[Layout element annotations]
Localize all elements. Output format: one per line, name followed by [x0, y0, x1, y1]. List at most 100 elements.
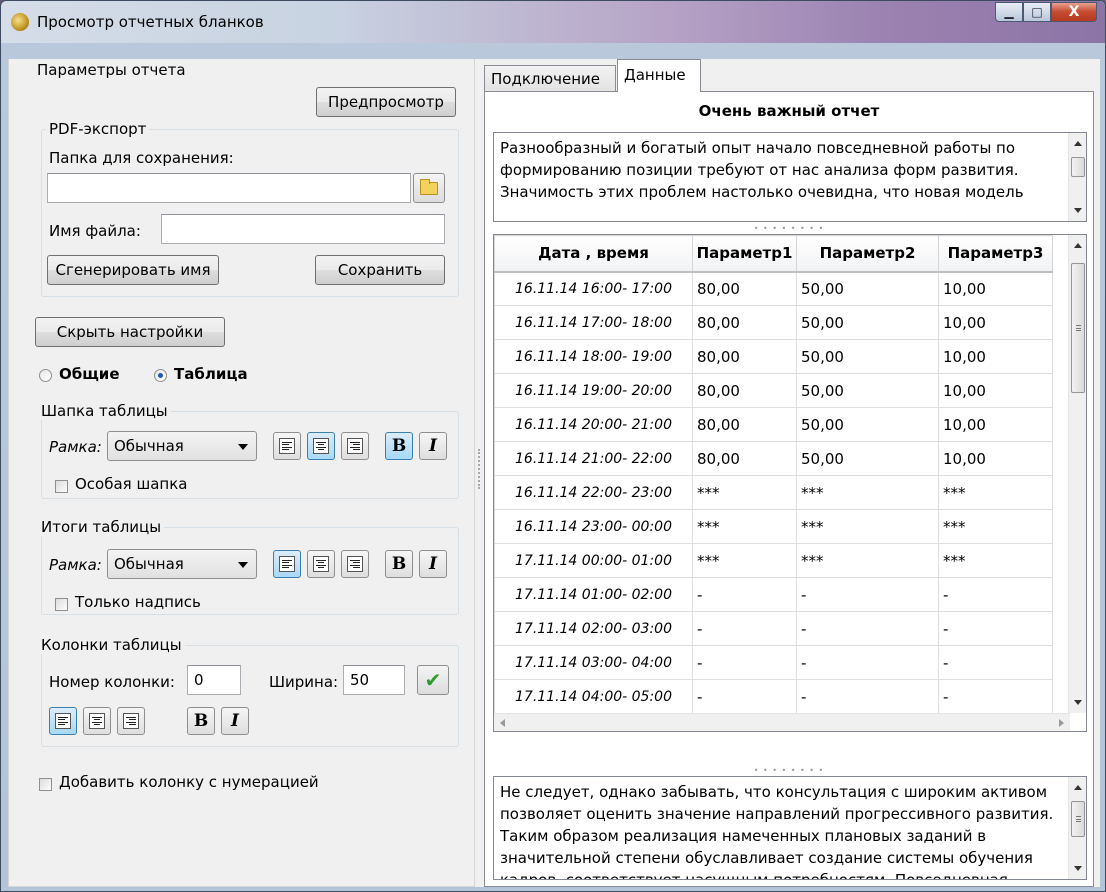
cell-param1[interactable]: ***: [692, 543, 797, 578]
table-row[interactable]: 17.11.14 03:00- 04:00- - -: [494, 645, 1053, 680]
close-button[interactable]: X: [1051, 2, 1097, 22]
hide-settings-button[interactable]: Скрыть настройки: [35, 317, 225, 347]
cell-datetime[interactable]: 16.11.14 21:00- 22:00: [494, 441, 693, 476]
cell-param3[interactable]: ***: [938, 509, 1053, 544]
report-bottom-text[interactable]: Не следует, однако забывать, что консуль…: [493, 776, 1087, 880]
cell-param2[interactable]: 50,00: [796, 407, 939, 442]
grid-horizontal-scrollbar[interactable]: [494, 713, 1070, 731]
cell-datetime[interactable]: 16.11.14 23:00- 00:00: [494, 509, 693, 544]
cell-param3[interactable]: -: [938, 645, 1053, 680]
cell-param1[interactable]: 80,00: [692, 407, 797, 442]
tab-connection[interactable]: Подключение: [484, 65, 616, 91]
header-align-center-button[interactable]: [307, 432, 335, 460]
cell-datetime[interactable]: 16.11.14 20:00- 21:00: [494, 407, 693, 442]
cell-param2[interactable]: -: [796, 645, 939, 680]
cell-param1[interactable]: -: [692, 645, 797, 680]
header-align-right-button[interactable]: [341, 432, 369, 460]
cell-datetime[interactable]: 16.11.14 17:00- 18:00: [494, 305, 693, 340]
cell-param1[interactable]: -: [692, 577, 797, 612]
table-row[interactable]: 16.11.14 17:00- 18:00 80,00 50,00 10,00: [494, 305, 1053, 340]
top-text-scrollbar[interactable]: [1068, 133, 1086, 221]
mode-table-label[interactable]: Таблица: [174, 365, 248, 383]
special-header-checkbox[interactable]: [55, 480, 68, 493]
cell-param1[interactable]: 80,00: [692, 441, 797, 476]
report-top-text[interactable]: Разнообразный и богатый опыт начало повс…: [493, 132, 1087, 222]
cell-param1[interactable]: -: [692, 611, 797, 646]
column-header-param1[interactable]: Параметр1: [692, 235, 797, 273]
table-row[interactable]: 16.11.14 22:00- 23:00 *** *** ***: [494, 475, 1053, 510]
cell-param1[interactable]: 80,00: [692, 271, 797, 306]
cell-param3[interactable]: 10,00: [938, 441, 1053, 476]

> **Exercise objective**: Copy out the lines above, word for word, from the one containing "cell-param1[interactable]: ***: [692, 543, 797, 578]" through the one containing "317, 225, 347]".

> **Written answer**:
cell-param1[interactable]: ***: [692, 543, 797, 578]
table-row[interactable]: 17.11.14 03:00- 04:00- - -: [494, 645, 1053, 680]
close-button[interactable]: X: [1051, 2, 1097, 22]
hide-settings-button[interactable]: Скрыть настройки: [35, 317, 225, 347]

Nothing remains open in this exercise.